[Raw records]
┌──

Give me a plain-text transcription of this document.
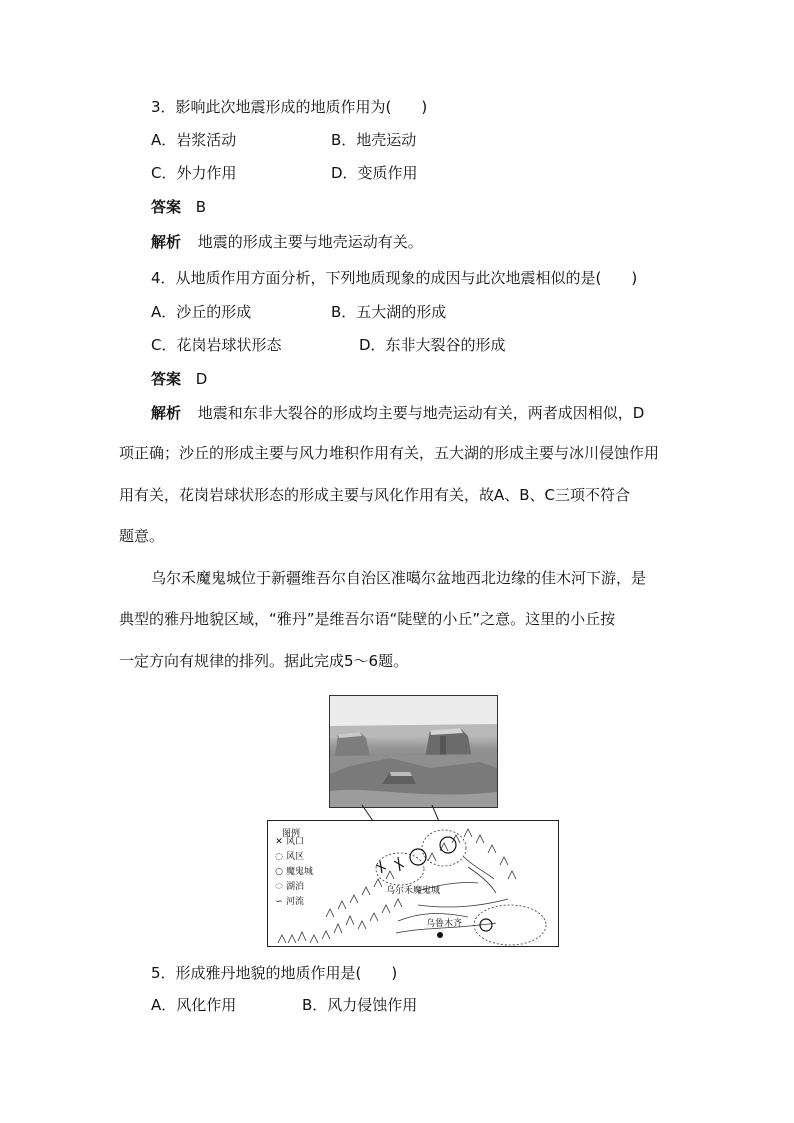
3．影响此次地震形成的地质作用为(　　)
A．岩浆活动	B．地壳运动
C．外力作用	D．变质作用
答案 B
解析 地震的形成主要与地壳运动有关。
4．从地质作用方面分析，下列地质现象的成因与此次地震相似的是(　　)
A．沙丘的形成	B．五大湖的形成
C．花岗岩球状形态	D．东非大裂谷的形成
答案 D
解析 地震和东非大裂谷的形成均主要与地壳运动有关，两者成因相似，D
项正确；沙丘的形成主要与风力堆积作用有关，五大湖的形成主要与冰川侵蚀作用
用有关，花岗岩球状形态的形成主要与风化作用有关，故A、B、C三项不符合
题意。
乌尔禾魔鬼城位于新疆维吾尔自治区准噶尔盆地西北边缘的佳木河下游，是
典型的雅丹地貌区域，“雅丹”是维吾尔语“陡壁的小丘”之意。这里的小丘按
一定方向有规律的排列。据此完成5～6题。
图例
✕ 风口
◌ 风区
○ 魔鬼城
⬭ 湖泊
∽ 河流
乌尔禾魔鬼城
乌鲁木齐
5．形成雅丹地貌的地质作用是(　　)
A．风化作用	B．风力侵蚀作用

└──

◆ What to do: All of the records need repeating exactly, except for the pictures.

◆ Result below:
Give me a plain-text transcription of this document.
3．影响此次地震形成的地质作用为(　　)
A．岩浆活动	B．地壳运动
C．外力作用	D．变质作用
答案 B
解析 地震的形成主要与地壳运动有关。
4．从地质作用方面分析，下列地质现象的成因与此次地震相似的是(　　)
A．沙丘的形成	B．五大湖的形成
C．花岗岩球状形态	D．东非大裂谷的形成
答案 D
解析 地震和东非大裂谷的形成均主要与地壳运动有关，两者成因相似，D
项正确；沙丘的形成主要与风力堆积作用有关，五大湖的形成主要与冰川侵蚀作用
用有关，花岗岩球状形态的形成主要与风化作用有关，故A、B、C三项不符合
题意。
乌尔禾魔鬼城位于新疆维吾尔自治区准噶尔盆地西北边缘的佳木河下游，是
典型的雅丹地貌区域，“雅丹”是维吾尔语“陡壁的小丘”之意。这里的小丘按
一定方向有规律的排列。据此完成5～6题。
图例
✕ 风口
◌ 风区
○ 魔鬼城
⬭ 湖泊
∽ 河流
乌尔禾魔鬼城
乌鲁木齐
5．形成雅丹地貌的地质作用是(　　)
A．风化作用	B．风力侵蚀作用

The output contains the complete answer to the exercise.